#### Excerpted passage ####
Court's Jaycees ruling may force other groups to open their doors
This week's US Supreme Court ruling barring sex discrimination in the Jaycees calls into question the constitutionality of exclusive memberships in other groups.
For instance, will other male-only groups, such as Rotary, Kiwanis, and Boy Scouts, eventually be required to admit women? And will organizations whose memberships are based on religious beliefs or nationality be forced to broaden their bases?
Women's rights - specifically, membership in previously all-male civic groups - got a boost from the United States Supreme Court in an Independence Day eve decision. However, the broad impact of the high court's 7-to-0 ruling allowing states to mandate Jaycees to admit women as full members remains unclear.
The high court, in this ruling, upheld Minnesota's public accommodations law, which requires Jaycees to grant full membership to women. On one hand, the case involved the right of such a civic group to invoke ''freedom of association'' as justification for a nationwide policy excluding women from full-membership status. On the other, it tested the constitutionality of a Minnesota statute (as it applied to the Jaycees) that bans sex discrimination in ''public accommodations.''
The high court supported the opinion of Minnesota's Supreme Court, which termed the Jaycees a ''place of public accommodation.'' The Minnesota act holds that under this definition, the group could not deny access to anyone ''because of race, color, creed, religion, disability, national origin, or sex.''
Writing for the Supreme Court, Associate Justice William J. Brennan said: ''In deciding that the act reaches the Jaycees, the Minnesota Supreme Court used a number of specific and objective criteria - regarding the organization's size, selectivity, commercial nature, and use of public facilities.''
Justice Brennan indicated that the high court did not view Minnesota's public accommodations law as overly broad - as the Jaycees asserted - and said other groups ''may be entitled to constitutional protections from (its) operation.''
The United States Jaycees, formerly the US Junior Chamber of Commerce, has some 270,000 members and 7,000 chapters across the country. It says it is dedicated to developing America's future leaders. National policy has excluded women from full status as members and from holding Jaycees office. Several local chapters have bucked this discriminatory practice, however, and admitted women. Others who follow national policy have been challenged in the courts by feminists and women's rights advocates.
#### Data excerpts ####
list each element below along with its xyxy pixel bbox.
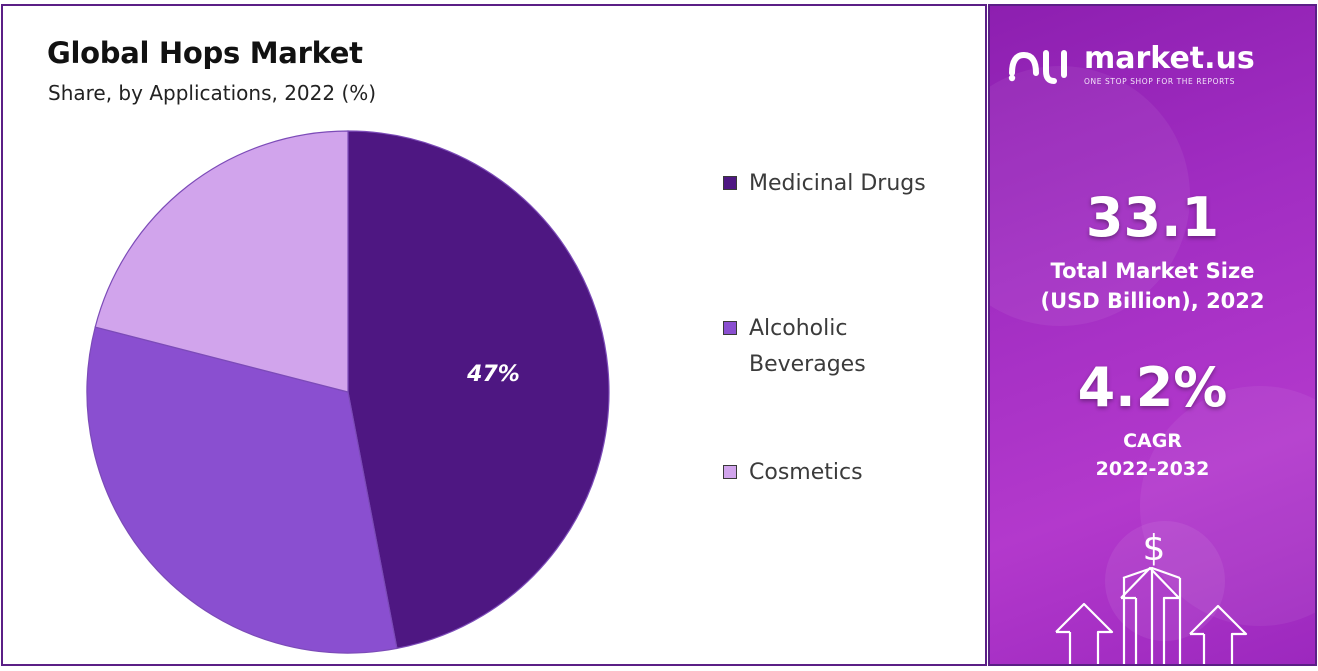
pie-slice-medicinal-drugs (347, 130, 610, 650)
up-arrow-icon (1120, 566, 1181, 664)
dollar-icon: $ (1143, 528, 1166, 569)
legend-swatch (723, 321, 737, 335)
brand: market.us ONE STOP SHOP FOR THE REPORTS (1008, 44, 1255, 86)
summary-sidebar: market.us ONE STOP SHOP FOR THE REPORTS … (988, 4, 1317, 666)
chart-title: Global Hops Market (47, 36, 363, 70)
legend-label: Medicinal Drugs (749, 171, 926, 196)
chart-panel: Global Hops Market Share, by Application… (1, 4, 987, 666)
legend-item-cosmetics: Cosmetics (723, 455, 949, 491)
cagr-label: CAGR (1123, 430, 1182, 452)
pie-data-label: 47% (466, 362, 520, 387)
cagr-period: 2022-2032 (1095, 458, 1210, 480)
up-arrow-icon (1122, 566, 1182, 664)
legend-label: Cosmetics (749, 460, 863, 485)
up-arrow-icon (1189, 604, 1248, 664)
brand-tagline: ONE STOP SHOP FOR THE REPORTS (1084, 77, 1235, 86)
legend-label-line-2: Beverages (749, 352, 866, 377)
market-us-logo-icon (1008, 50, 1067, 84)
market-size-value: 33.1 (1085, 186, 1220, 249)
legend-swatch (723, 176, 737, 190)
background-glow (990, 66, 1190, 326)
brand-name: market.us (1084, 41, 1255, 76)
pie-chart: 47% (86, 130, 610, 654)
up-arrow-icon (1055, 602, 1114, 664)
cagr-value: 4.2% (1077, 356, 1228, 419)
legend-item-alcoholic-beverages: Alcoholic Beverages (723, 311, 949, 383)
market-size-label-line-1: Total Market Size (1050, 259, 1255, 283)
pie-slice-cosmetics (94, 130, 349, 393)
legend-item-medicinal-drugs: Medicinal Drugs (723, 166, 949, 202)
growth-illustration: $ (1055, 521, 1248, 664)
pie-slice-alcoholic-beverages (86, 326, 398, 654)
chart-subtitle: Share, by Applications, 2022 (%) (48, 81, 377, 105)
market-size-label-line-2: (USD Billion), 2022 (1040, 289, 1265, 313)
legend-label: Alcoholic Beverages (749, 311, 949, 383)
legend-label-line-1: Alcoholic (749, 316, 848, 341)
legend-swatch (723, 465, 737, 479)
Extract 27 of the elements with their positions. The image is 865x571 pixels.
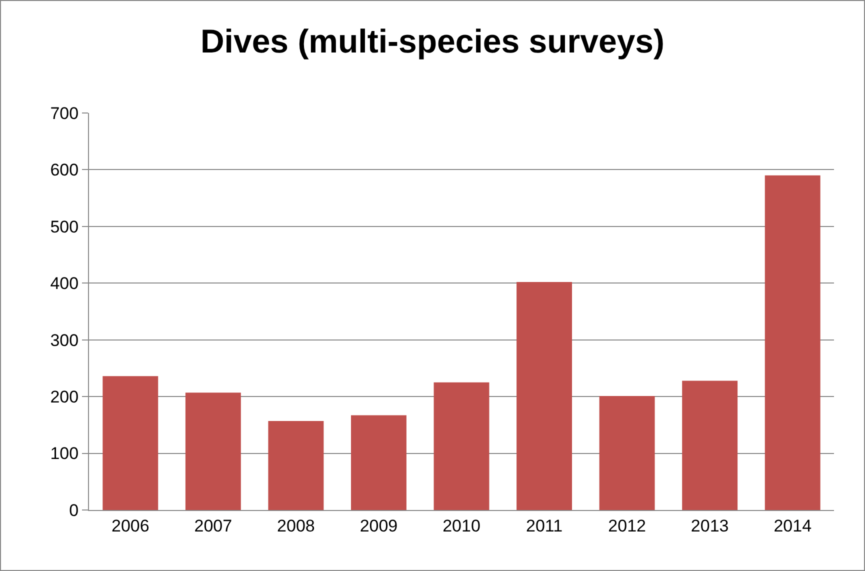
####
* [Written tasks]
a) Using the Jaycees article, decide whether each statement below agrees with it. Answer yes or no for each, quoting the exact words of the article that settle it.
(i) The Supreme Court decided the Jaycees case unanimously.
(ii) Justice Brennan accepted the Jaycees' claim that Minnesota's public accommodations law was overly broad.
(iii) The United States Jaycees has roughly 270,000 members.
b) Answer these questions from the Jaycees article:
(i) Under what name was the United States Jaycees formerly known?
(ii) Which state's law did the Supreme Court uphold?
(iii) Who wrote for the Supreme Court?
c) Summarize the Jaycees article in two sentences.

* [Exercise responses]
a)
(i) Yes: "the high court's 7-to-0 ruling allowing states to mandate Jaycees to admit women as full members"
(ii) No: "Justice Brennan indicated that the high court did not view Minnesota's public accommodations law as overly broad - as the Jaycees asserted"
(iii) Yes: "has some 270,000 members and 7,000 chapters across the country"

b)
(i) The US Junior Chamber of Commerce
(ii) Minnesota's (its public accommodations law)
(iii) Associate Justice William J. Brennan

c) In a 7-to-0 ruling, the US Supreme Court upheld Minnesota's public accommodations law, which requires the Jaycees to grant full membership to women. This raises the question of whether other exclusive groups, such as Rotary, Kiwanis, and Boy Scouts, may eventually have to admit women, though the ruling's broad impact remains unclear.